Output each entry exactly; skip nothing.

==================================================

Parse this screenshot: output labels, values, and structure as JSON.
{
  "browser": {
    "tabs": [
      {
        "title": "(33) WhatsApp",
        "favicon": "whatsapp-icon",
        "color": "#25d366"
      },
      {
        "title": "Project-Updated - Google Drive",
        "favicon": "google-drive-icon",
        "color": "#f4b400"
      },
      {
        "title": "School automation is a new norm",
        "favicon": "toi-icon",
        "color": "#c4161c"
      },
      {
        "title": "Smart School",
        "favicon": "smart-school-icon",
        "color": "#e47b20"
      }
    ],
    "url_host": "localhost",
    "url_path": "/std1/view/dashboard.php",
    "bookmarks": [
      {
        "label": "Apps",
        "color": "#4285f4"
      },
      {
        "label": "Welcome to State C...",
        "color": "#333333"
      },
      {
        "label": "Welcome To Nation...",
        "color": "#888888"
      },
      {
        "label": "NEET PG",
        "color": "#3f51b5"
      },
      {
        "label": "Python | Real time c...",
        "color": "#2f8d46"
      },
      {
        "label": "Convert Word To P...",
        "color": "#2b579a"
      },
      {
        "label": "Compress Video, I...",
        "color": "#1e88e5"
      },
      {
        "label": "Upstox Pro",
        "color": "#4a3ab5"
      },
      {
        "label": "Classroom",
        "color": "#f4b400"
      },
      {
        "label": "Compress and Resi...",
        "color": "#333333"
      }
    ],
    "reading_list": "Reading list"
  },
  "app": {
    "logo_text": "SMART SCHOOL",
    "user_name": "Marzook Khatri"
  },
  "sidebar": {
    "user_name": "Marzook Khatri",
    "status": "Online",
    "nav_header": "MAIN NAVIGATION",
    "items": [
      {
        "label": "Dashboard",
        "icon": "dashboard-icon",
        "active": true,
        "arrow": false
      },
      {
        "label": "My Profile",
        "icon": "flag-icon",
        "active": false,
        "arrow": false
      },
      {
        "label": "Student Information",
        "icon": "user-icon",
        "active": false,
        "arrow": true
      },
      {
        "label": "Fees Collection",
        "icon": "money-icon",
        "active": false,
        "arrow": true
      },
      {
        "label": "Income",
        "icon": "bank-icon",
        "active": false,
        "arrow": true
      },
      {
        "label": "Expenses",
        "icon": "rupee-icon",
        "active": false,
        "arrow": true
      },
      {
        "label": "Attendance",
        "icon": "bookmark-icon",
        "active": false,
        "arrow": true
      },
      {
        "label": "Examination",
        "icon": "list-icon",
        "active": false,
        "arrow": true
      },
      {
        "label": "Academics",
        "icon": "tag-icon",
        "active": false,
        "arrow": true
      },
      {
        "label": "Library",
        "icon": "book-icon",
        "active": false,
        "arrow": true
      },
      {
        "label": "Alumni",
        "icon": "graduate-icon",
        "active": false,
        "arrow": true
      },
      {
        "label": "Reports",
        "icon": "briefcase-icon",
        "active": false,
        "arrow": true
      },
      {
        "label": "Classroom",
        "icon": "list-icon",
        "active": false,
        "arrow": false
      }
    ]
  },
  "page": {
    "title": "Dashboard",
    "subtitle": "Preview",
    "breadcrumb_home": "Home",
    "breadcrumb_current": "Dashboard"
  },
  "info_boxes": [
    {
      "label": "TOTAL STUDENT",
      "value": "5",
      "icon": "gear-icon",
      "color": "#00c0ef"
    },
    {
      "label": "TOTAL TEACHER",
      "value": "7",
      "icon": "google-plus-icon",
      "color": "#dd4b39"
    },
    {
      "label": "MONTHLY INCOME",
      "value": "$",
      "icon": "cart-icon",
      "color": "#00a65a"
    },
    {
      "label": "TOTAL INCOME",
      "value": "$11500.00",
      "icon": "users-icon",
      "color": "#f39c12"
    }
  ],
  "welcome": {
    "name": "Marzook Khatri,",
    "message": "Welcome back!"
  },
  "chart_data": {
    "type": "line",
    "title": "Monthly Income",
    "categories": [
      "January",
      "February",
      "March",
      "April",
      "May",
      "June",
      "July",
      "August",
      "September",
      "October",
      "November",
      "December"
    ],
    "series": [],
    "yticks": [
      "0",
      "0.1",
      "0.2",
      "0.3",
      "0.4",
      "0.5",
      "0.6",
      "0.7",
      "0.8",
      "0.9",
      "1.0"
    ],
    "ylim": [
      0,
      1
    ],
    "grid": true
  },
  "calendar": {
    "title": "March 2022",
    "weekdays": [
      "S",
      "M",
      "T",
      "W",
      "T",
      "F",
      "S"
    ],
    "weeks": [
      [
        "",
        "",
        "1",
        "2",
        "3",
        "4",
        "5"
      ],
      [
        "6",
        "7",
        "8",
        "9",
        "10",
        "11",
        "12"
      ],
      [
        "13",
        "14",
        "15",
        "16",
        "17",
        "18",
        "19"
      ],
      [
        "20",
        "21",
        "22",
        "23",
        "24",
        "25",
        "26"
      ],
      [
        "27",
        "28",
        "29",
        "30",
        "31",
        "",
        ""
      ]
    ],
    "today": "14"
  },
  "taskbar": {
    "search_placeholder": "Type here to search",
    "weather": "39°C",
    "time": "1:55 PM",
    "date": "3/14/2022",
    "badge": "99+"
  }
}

==================================================

RESPONSE TO THIS TASK
Parse this screenshot: output labels, values, and structure as JSON.
{
  "browser": {
    "tabs": [
      {
        "title": "(33) WhatsApp",
        "favicon": "whatsapp-icon",
        "color": "#25d366"
      },
      {
        "title": "Project-Updated - Google Drive",
        "favicon": "google-drive-icon",
        "color": "#f4b400"
      },
      {
        "title": "School automation is a new norm",
        "favicon": "toi-icon",
        "color": "#c4161c"
      },
      {
        "title": "Smart School",
        "favicon": "smart-school-icon",
        "color": "#e47b20"
      }
    ],
    "url_host": "localhost",
    "url_path": "/std1/view/dashboard.php",
    "bookmarks": [
      {
        "label": "Apps",
        "color": "#4285f4"
      },
      {
        "label": "Welcome to State C...",
        "color": "#333333"
      },
      {
        "label": "Welcome To Nation...",
        "color": "#888888"
      },
      {
        "label": "NEET PG",
        "color": "#3f51b5"
      },
      {
        "label": "Python | Real time c...",
        "color": "#2f8d46"
      },
      {
        "label": "Convert Word To P...",
        "color": "#2b579a"
      },
      {
        "label": "Compress Video, I...",
        "color": "#1e88e5"
      },
      {
        "label": "Upstox Pro",
        "color": "#4a3ab5"
      },
      {
        "label": "Classroom",
        "color": "#f4b400"
      },
      {
        "label": "Compress and Resi...",
        "color": "#333333"
      }
    ],
    "reading_list": "Reading list"
  },
  "app": {
    "logo_text": "SMART SCHOOL",
    "user_name": "Marzook Khatri"
  },
  "sidebar": {
    "user_name": "Marzook Khatri",
    "status": "Online",
    "nav_header": "MAIN NAVIGATION",
    "items": [
      {
        "label": "Dashboard",
        "icon": "dashboard-icon",
        "active": true,
        "arrow": false
      },
      {
        "label": "My Profile",
        "icon": "flag-icon",
        "active": false,
        "arrow": false
      },
      {
        "label": "Student Information",
        "icon": "user-icon",
        "active": false,
        "arrow": true
      },
      {
        "label": "Fees Collection",
        "icon": "money-icon",
        "active": false,
        "arrow": true
      },
      {
        "label": "Income",
        "icon": "bank-icon",
        "active": false,
        "arrow": true
      },
      {
        "label": "Expenses",
        "icon": "rupee-icon",
        "active": false,
        "arrow": true
      },
      {
        "label": "Attendance",
        "icon": "bookmark-icon",
        "active": false,
        "arrow": true
      },
      {
        "label": "Examination",
        "icon": "list-icon",
        "active": false,
        "arrow": true
      },
      {
        "label": "Academics",
        "icon": "tag-icon",
        "active": false,
        "arrow": true
      },
      {
        "label": "Library",
        "icon": "book-icon",
        "active": false,
        "arrow": true
      },
      {
        "label": "Alumni",
        "icon": "graduate-icon",
        "active": false,
        "arrow": true
      },
      {
        "label": "Reports",
        "icon": "briefcase-icon",
        "active": false,
        "arrow": true
      },
      {
        "label": "Classroom",
        "icon": "list-icon",
        "active": false,
        "arrow": false
      }
    ]
  },
  "page": {
    "title": "Dashboard",
    "subtitle": "Preview",
    "breadcrumb_home": "Home",
    "breadcrumb_current": "Dashboard"
  },
  "info_boxes": [
    {
      "label": "TOTAL STUDENT",
      "value": "5",
      "icon": "gear-icon",
      "color": "#00c0ef"
    },
    {
      "label": "TOTAL TEACHER",
      "value": "7",
      "icon": "google-plus-icon",
      "color": "#dd4b39"
    },
    {
      "label": "MONTHLY INCOME",
      "value": "$",
      "icon": "cart-icon",
      "color": "#00a65a"
    },
    {
      "label": "TOTAL INCOME",
      "value": "$11500.00",
      "icon": "users-icon",
      "color": "#f39c12"
    }
  ],
  "welcome": {
    "name": "Marzook Khatri,",
    "message": "Welcome back!"
  },
  "chart_data": {
    "type": "line",
    "title": "Monthly Income",
    "categories": [
      "January",
      "February",
      "March",
      "April",
      "May",
      "June",
      "July",
      "August",
      "September",
      "October",
      "November",
      "December"
    ],
    "series": [],
    "yticks": [
      "0",
      "0.1",
      "0.2",
      "0.3",
      "0.4",
      "0.5",
      "0.6",
      "0.7",
      "0.8",
      "0.9",
      "1.0"
    ],
    "ylim": [
      0,
      1
    ],
    "grid": true
  },
  "calendar": {
    "title": "March 2022",
    "weekdays": [
      "S",
      "M",
      "T",
      "W",
      "T",
      "F",
      "S"
    ],
    "weeks": [
      [
        "",
        "",
        "1",
        "2",
        "3",
        "4",
        "5"
      ],
      [
        "6",
        "7",
        "8",
        "9",
        "10",
        "11",
        "12"
      ],
      [
        "13",
        "14",
        "15",
        "16",
        "17",
        "18",
        "19"
      ],
      [
        "20",
        "21",
        "22",
        "23",
        "24",
        "25",
        "26"
      ],
      [
        "27",
        "28",
        "29",
        "30",
        "31",
        "",
        ""
      ]
    ],
    "today": "14"
  },
  "taskbar": {
    "search_placeholder": "Type here to search",
    "weather": "39°C",
    "time": "1:55 PM",
    "date": "3/14/2022",
    "badge": "99+"
  }
}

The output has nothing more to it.